* begin Provided records *

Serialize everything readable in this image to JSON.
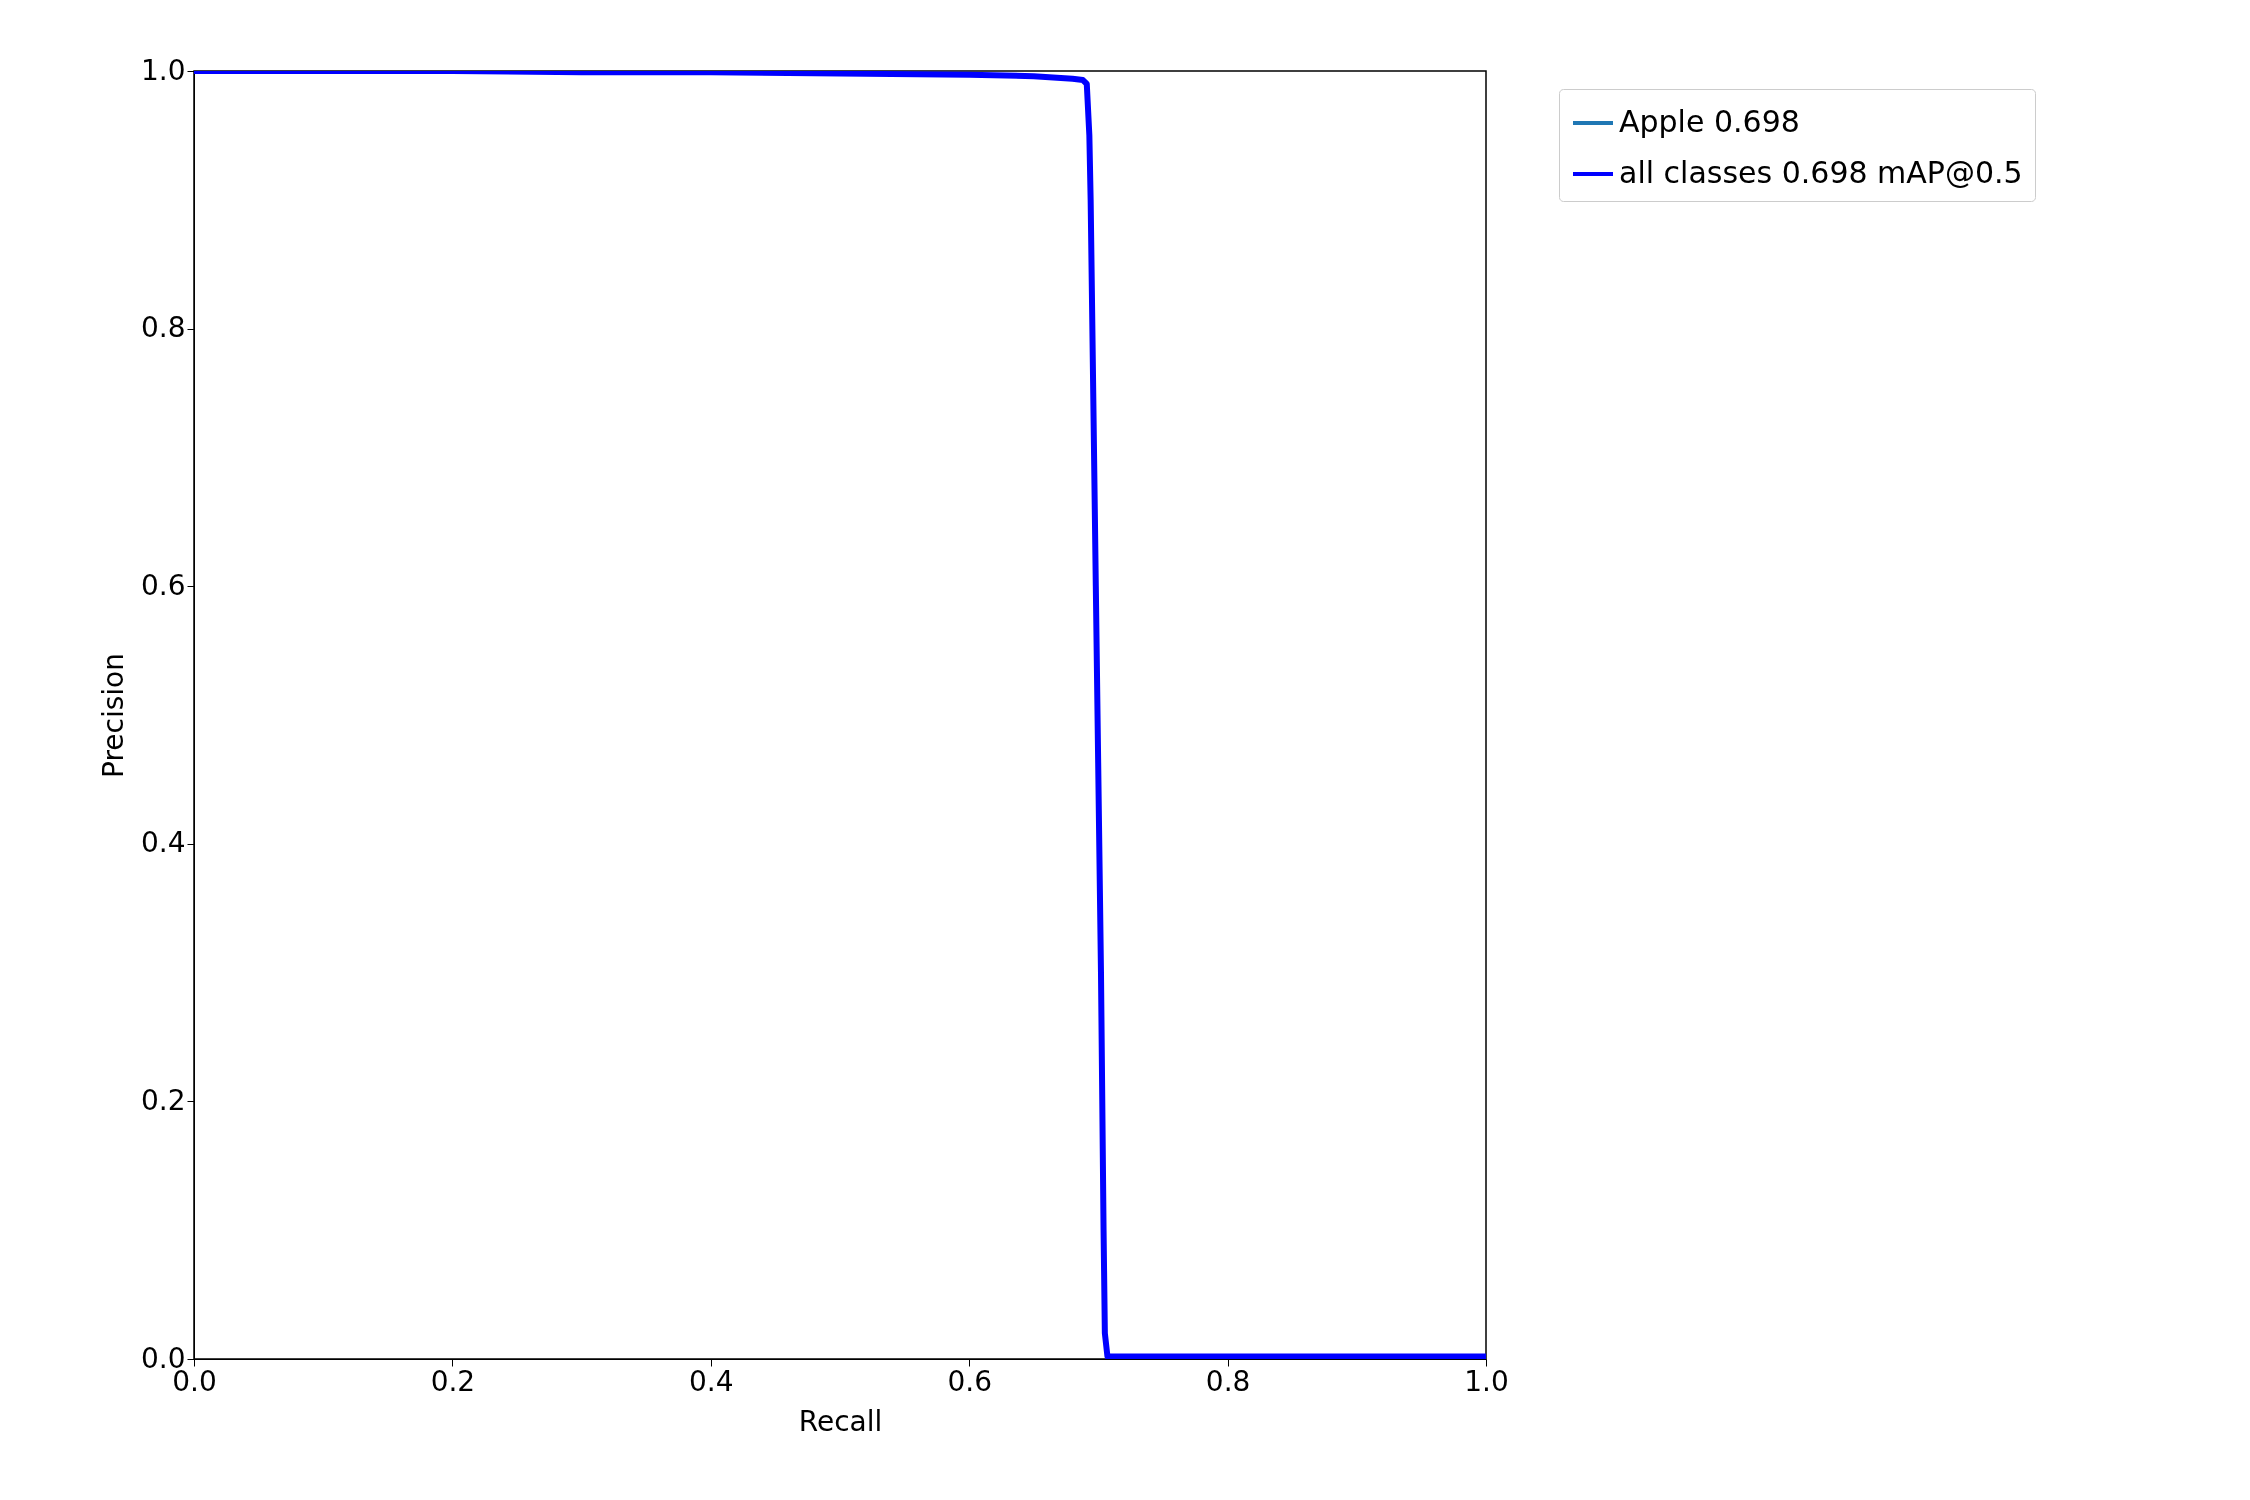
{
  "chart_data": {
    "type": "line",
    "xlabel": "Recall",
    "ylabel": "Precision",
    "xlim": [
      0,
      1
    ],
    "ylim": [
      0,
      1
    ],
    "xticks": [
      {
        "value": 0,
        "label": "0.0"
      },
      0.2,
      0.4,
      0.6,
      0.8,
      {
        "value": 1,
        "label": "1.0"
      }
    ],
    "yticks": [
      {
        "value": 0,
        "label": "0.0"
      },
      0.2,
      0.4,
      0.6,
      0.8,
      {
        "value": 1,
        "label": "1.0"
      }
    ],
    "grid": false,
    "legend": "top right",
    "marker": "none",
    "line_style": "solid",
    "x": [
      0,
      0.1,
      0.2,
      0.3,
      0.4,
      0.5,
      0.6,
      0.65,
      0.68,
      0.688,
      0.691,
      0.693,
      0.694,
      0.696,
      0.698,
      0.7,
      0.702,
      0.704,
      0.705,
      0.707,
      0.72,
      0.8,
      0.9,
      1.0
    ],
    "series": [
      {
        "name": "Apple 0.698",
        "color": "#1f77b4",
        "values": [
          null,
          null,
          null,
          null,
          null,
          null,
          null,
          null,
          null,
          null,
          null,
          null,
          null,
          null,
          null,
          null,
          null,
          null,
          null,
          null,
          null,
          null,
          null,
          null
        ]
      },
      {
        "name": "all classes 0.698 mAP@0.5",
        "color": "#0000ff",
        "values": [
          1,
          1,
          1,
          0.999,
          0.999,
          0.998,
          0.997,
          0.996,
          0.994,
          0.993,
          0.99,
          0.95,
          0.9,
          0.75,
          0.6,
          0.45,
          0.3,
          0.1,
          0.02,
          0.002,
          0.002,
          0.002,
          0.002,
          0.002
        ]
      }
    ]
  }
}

* end Provided records *
* begin Provided records *

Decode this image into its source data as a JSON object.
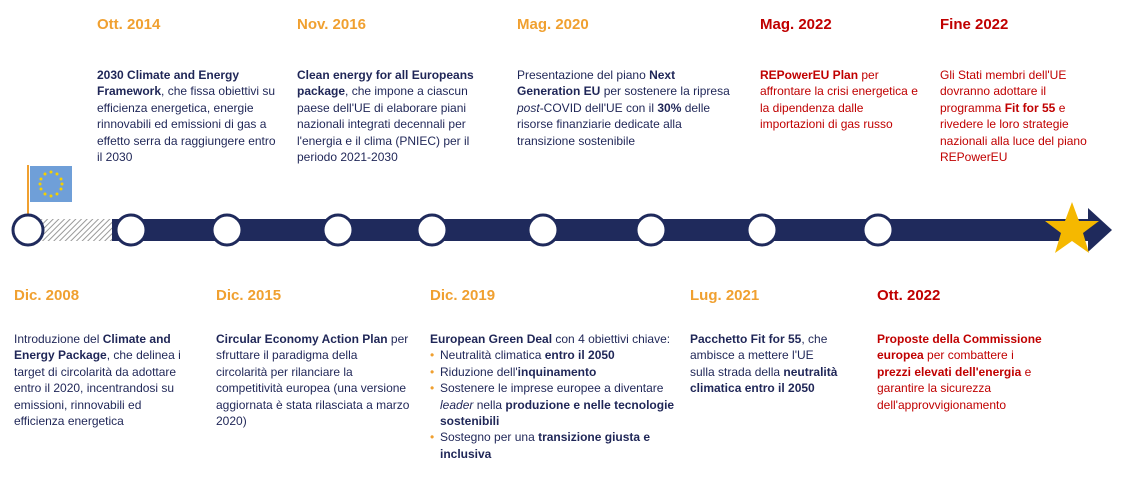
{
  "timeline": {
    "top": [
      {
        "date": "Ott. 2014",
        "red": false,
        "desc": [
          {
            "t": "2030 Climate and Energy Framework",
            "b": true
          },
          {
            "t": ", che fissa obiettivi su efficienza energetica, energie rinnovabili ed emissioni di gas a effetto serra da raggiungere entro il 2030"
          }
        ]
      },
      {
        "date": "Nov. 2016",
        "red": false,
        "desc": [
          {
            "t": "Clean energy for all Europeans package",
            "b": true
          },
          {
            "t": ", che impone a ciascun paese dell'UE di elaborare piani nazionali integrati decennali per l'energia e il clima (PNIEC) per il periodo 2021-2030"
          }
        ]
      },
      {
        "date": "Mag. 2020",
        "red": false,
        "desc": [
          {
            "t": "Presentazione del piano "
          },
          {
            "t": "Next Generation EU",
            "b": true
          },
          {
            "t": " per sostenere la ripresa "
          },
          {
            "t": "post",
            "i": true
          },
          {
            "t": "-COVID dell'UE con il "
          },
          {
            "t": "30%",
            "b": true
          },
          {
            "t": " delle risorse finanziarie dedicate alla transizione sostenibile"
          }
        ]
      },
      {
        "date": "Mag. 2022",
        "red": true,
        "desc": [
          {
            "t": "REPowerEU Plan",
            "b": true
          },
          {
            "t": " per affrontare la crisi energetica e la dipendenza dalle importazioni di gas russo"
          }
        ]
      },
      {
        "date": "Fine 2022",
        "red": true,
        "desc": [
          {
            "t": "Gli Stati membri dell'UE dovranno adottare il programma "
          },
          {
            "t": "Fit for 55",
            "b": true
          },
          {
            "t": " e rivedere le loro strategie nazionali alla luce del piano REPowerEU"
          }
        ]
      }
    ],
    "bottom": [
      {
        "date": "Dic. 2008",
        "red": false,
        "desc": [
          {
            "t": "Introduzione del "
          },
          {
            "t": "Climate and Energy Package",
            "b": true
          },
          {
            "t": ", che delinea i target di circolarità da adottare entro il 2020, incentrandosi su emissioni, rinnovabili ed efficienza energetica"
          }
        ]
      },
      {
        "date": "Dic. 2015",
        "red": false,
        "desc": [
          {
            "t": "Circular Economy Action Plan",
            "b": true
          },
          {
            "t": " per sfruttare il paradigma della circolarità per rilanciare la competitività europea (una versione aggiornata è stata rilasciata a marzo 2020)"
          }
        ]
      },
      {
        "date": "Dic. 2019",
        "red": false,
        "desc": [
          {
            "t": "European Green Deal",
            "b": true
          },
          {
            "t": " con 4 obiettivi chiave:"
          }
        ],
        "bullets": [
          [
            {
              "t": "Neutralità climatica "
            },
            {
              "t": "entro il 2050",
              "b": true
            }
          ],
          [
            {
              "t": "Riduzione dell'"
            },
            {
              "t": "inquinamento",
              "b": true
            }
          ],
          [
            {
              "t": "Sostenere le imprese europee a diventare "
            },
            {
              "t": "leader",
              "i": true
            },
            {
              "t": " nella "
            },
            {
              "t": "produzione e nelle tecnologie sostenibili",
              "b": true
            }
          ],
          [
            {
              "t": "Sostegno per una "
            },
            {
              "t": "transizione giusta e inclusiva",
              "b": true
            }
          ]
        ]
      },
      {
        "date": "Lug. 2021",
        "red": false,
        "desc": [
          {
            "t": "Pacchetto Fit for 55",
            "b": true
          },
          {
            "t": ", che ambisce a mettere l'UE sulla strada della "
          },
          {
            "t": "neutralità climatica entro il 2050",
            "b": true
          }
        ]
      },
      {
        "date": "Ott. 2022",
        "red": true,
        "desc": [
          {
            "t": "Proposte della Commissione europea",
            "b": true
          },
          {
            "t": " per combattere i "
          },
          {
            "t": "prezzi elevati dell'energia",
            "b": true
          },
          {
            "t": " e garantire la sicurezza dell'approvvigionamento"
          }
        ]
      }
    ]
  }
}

* end Provided records *

Set problem:
Take every line from the records above that has the word "emissioni" and copy it.

Full solution:
            "t": ", che fissa obiettivi su efficienza energetica, energie rinnovabili ed emissioni di gas a effetto serra da raggiungere entro il 2030"
            "t": ", che delinea i target di circolarità da adottare entro il 2020, incentrandosi su emissioni, rinnovabili ed efficienza energetica"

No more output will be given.